## [WORK REQUIRED]
Find how many lines in the material hold the word "如果有余数", then state that number and nothing more.

BEGIN

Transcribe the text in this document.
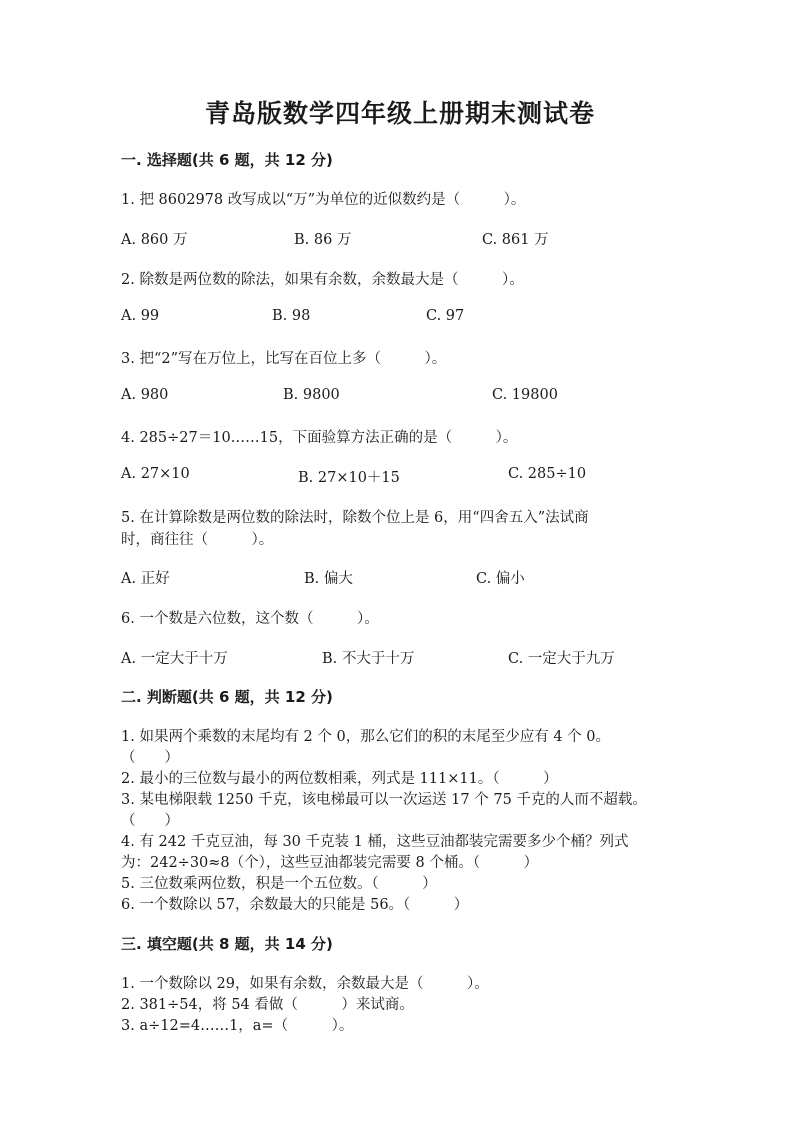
青岛版数学四年级上册期末测试卷
一. 选择题(共 6 题，共 12 分)
1. 把 8602978 改写成以“万”为单位的近似数约是（　　　）。
A. 860 万	B. 86 万	C. 861 万
2. 除数是两位数的除法，如果有余数，余数最大是（　　　）。
A. 99	B. 98	C. 97
3. 把“2”写在万位上，比写在百位上多（　　　）。
A. 980	B. 9800	C. 19800
4. 285÷27＝10……15，下面验算方法正确的是（　　　）。
A. 27×10	B. 27×10＋15	C. 285÷10
5. 在计算除数是两位数的除法时，除数个位上是 6，用“四舍五入”法试商
时，商往往（　　　）。
A. 正好	B. 偏大	C. 偏小
6. 一个数是六位数，这个数（　　　）。
A. 一定大于十万	B. 不大于十万	C. 一定大于九万
二. 判断题(共 6 题，共 12 分)
1. 如果两个乘数的末尾均有 2 个 0，那么它们的积的末尾至少应有 4 个 0。
（　　）
2. 最小的三位数与最小的两位数相乘，列式是 111×11。（　　　）
3. 某电梯限载 1250 千克，该电梯最可以一次运送 17 个 75 千克的人而不超载。
（　　）
4. 有 242 千克豆油，每 30 千克装 1 桶，这些豆油都装完需要多少个桶？列式
为：242÷30≈8（个），这些豆油都装完需要 8 个桶。（　　　）
5. 三位数乘两位数，积是一个五位数。（　　　）
6. 一个数除以 57，余数最大的只能是 56。（　　　）
三. 填空题(共 8 题，共 14 分)
1. 一个数除以 29，如果有余数，余数最大是（　　　）。
2. 381÷54，将 54 看做（　　　）来试商。
3. a÷12=4……1，a=（　　　）。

END

## [FINAL RESULT]
2